DIRECTIONS FOR THIS TASK |
Give every line below again, exactly.

SUPPLIED INFORMATION |
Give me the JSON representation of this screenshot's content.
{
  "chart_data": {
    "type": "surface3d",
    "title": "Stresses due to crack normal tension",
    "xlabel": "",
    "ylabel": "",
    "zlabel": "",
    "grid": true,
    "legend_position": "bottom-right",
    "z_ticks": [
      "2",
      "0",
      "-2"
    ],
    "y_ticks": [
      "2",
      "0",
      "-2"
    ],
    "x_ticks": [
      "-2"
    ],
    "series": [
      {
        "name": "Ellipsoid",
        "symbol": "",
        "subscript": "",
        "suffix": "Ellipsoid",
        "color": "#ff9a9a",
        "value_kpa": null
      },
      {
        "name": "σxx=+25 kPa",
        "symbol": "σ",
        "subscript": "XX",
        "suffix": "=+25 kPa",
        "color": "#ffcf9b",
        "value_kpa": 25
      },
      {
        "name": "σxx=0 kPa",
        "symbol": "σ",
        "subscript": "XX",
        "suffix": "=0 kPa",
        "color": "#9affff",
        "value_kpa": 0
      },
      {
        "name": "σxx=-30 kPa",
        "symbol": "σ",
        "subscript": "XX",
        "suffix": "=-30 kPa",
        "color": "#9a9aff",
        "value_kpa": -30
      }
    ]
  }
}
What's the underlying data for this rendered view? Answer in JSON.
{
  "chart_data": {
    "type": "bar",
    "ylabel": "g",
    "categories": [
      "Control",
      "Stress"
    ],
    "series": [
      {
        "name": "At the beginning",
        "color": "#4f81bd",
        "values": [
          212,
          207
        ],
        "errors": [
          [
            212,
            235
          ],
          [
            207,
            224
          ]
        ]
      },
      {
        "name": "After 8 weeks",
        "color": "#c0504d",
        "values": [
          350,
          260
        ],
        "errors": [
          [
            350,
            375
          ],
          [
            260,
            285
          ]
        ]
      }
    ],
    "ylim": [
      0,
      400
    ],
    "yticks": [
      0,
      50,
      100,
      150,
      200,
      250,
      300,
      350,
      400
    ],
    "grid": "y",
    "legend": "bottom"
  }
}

FULL ANSWER |
Give me the JSON representation of this screenshot's content.
{
  "chart_data": {
    "type": "surface3d",
    "title": "Stresses due to crack normal tension",
    "xlabel": "",
    "ylabel": "",
    "zlabel": "",
    "grid": true,
    "legend_position": "bottom-right",
    "z_ticks": [
      "2",
      "0",
      "-2"
    ],
    "y_ticks": [
      "2",
      "0",
      "-2"
    ],
    "x_ticks": [
      "-2"
    ],
    "series": [
      {
        "name": "Ellipsoid",
        "symbol": "",
        "subscript": "",
        "suffix": "Ellipsoid",
        "color": "#ff9a9a",
        "value_kpa": null
      },
      {
        "name": "σxx=+25 kPa",
        "symbol": "σ",
        "subscript": "XX",
        "suffix": "=+25 kPa",
        "color": "#ffcf9b",
        "value_kpa": 25
      },
      {
        "name": "σxx=0 kPa",
        "symbol": "σ",
        "subscript": "XX",
        "suffix": "=0 kPa",
        "color": "#9affff",
        "value_kpa": 0
      },
      {
        "name": "σxx=-30 kPa",
        "symbol": "σ",
        "subscript": "XX",
        "suffix": "=-30 kPa",
        "color": "#9a9aff",
        "value_kpa": -30
      }
    ]
  }
}
What's the underlying data for this rendered view? Answer in JSON.
{
  "chart_data": {
    "type": "bar",
    "ylabel": "g",
    "categories": [
      "Control",
      "Stress"
    ],
    "series": [
      {
        "name": "At the beginning",
        "color": "#4f81bd",
        "values": [
          212,
          207
        ],
        "errors": [
          [
            212,
            235
          ],
          [
            207,
            224
          ]
        ]
      },
      {
        "name": "After 8 weeks",
        "color": "#c0504d",
        "values": [
          350,
          260
        ],
        "errors": [
          [
            350,
            375
          ],
          [
            260,
            285
          ]
        ]
      }
    ],
    "ylim": [
      0,
      400
    ],
    "yticks": [
      0,
      50,
      100,
      150,
      200,
      250,
      300,
      350,
      400
    ],
    "grid": "y",
    "legend": "bottom"
  }
}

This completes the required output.